◆ Instructions for the task
Locate the lines that hold the string "structured". Copy every such line.

-- begin --

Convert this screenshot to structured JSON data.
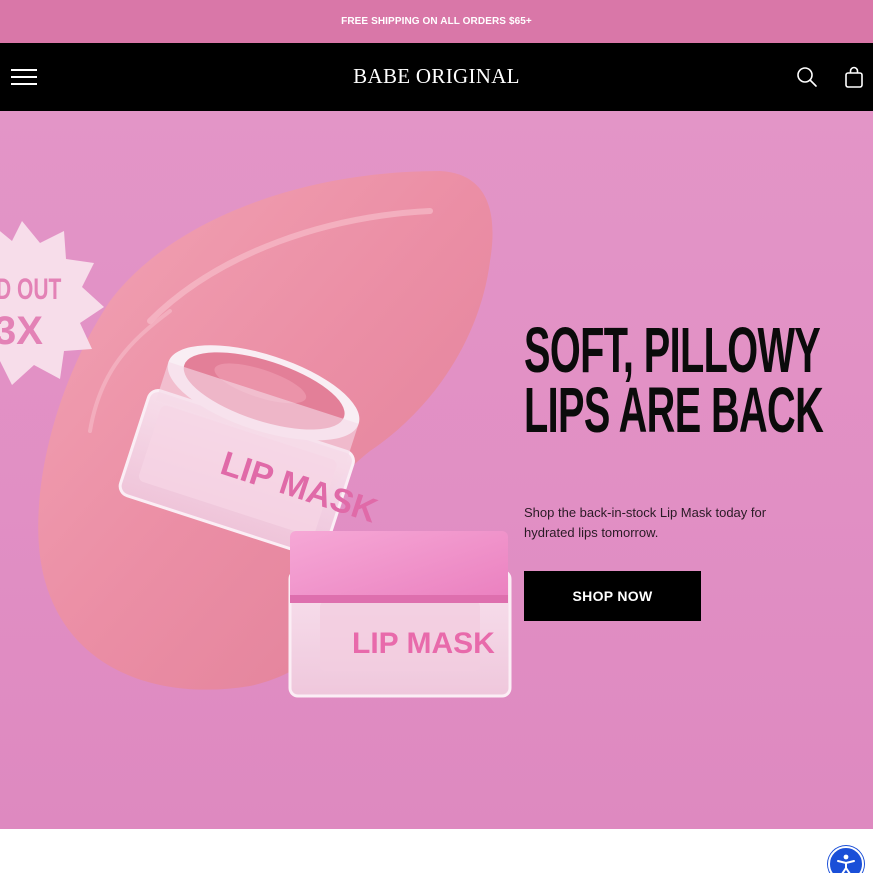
{
  "announcement": {
    "text": "FREE SHIPPING ON ALL ORDERS $65+"
  },
  "header": {
    "logo": "BABE ORIGINAL",
    "icons": [
      "menu-icon",
      "search-icon",
      "cart-icon"
    ]
  },
  "hero": {
    "headline_line1": "SOFT, PILLOWY",
    "headline_line2": "LIPS ARE BACK",
    "subtext": "Shop the back-in-stock Lip Mask today for hydrated lips tomorrow.",
    "cta_label": "SHOP NOW",
    "badge_line1": "D OUT",
    "badge_line2": "3X",
    "jar_label_top": "LIP MASK",
    "jar_label_bottom": "LIP MASK"
  },
  "colors": {
    "announcement_bg": "#d977a8",
    "header_bg": "#000000",
    "hero_bg": "#e18fc4",
    "cta_bg": "#000000",
    "accent_pink": "#e382b6"
  },
  "accessibility": {
    "icon": "accessibility-icon"
  }
}
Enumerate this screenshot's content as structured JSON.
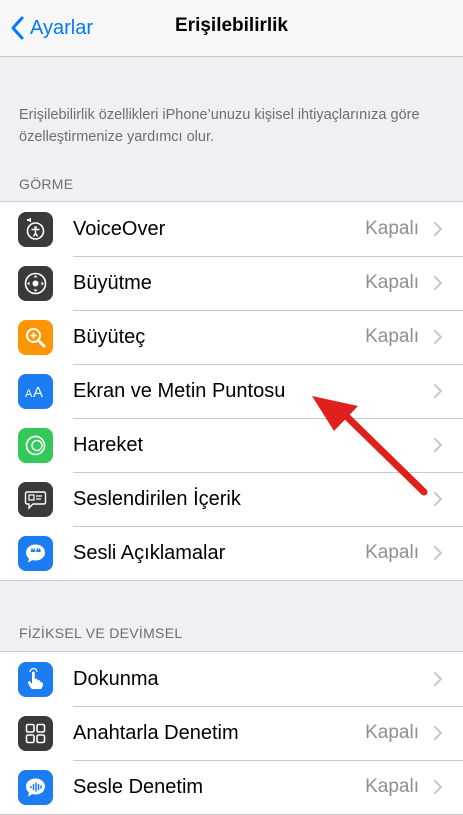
{
  "nav": {
    "back_label": "Ayarlar",
    "title": "Erişilebilirlik"
  },
  "description": "Erişilebilirlik özellikleri iPhone’unuzu kişisel ihtiyaçlarınıza göre özelleştirmenize yardımcı olur.",
  "sections": {
    "gorme": {
      "header": "GÖRME",
      "items": [
        {
          "label": "VoiceOver",
          "value": "Kapalı",
          "icon": "voiceover-icon",
          "color": "#3a3a3c"
        },
        {
          "label": "Büyütme",
          "value": "Kapalı",
          "icon": "zoom-icon",
          "color": "#3a3a3c"
        },
        {
          "label": "Büyüteç",
          "value": "Kapalı",
          "icon": "magnifier-icon",
          "color": "#ff9500"
        },
        {
          "label": "Ekran ve Metin Puntosu",
          "value": "",
          "icon": "text-size-icon",
          "color": "#1c7cf2"
        },
        {
          "label": "Hareket",
          "value": "",
          "icon": "motion-icon",
          "color": "#34c759"
        },
        {
          "label": "Seslendirilen İçerik",
          "value": "",
          "icon": "spoken-content-icon",
          "color": "#3a3a3c"
        },
        {
          "label": "Sesli Açıklamalar",
          "value": "Kapalı",
          "icon": "audio-descriptions-icon",
          "color": "#1c7cf2"
        }
      ]
    },
    "fiziksel": {
      "header": "FİZİKSEL VE DEVİMSEL",
      "items": [
        {
          "label": "Dokunma",
          "value": "",
          "icon": "touch-icon",
          "color": "#1c7cf2"
        },
        {
          "label": "Anahtarla Denetim",
          "value": "Kapalı",
          "icon": "switch-control-icon",
          "color": "#3a3a3c"
        },
        {
          "label": "Sesle Denetim",
          "value": "Kapalı",
          "icon": "voice-control-icon",
          "color": "#1c7cf2"
        }
      ]
    }
  },
  "colors": {
    "accent": "#007aff",
    "annotation_arrow": "#e0201d"
  }
}
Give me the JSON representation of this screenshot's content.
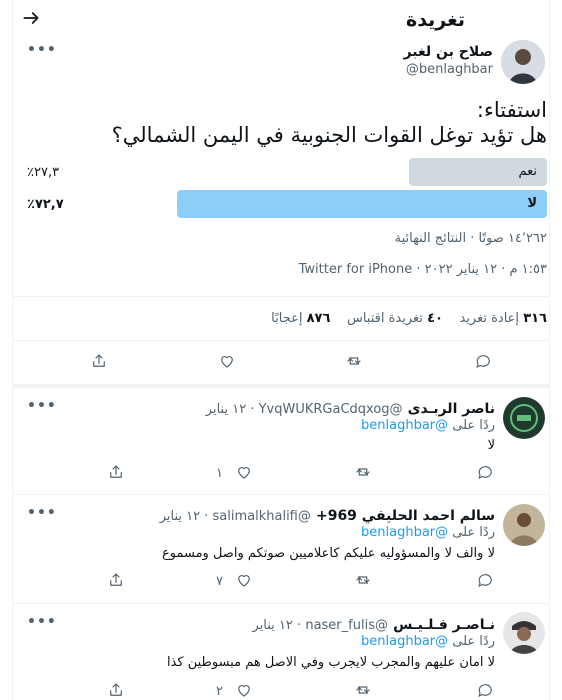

-- end --

◆ Expected output
Convert this screenshot to structured JSON data.
Enumerate this screenshot's content as structured JSON.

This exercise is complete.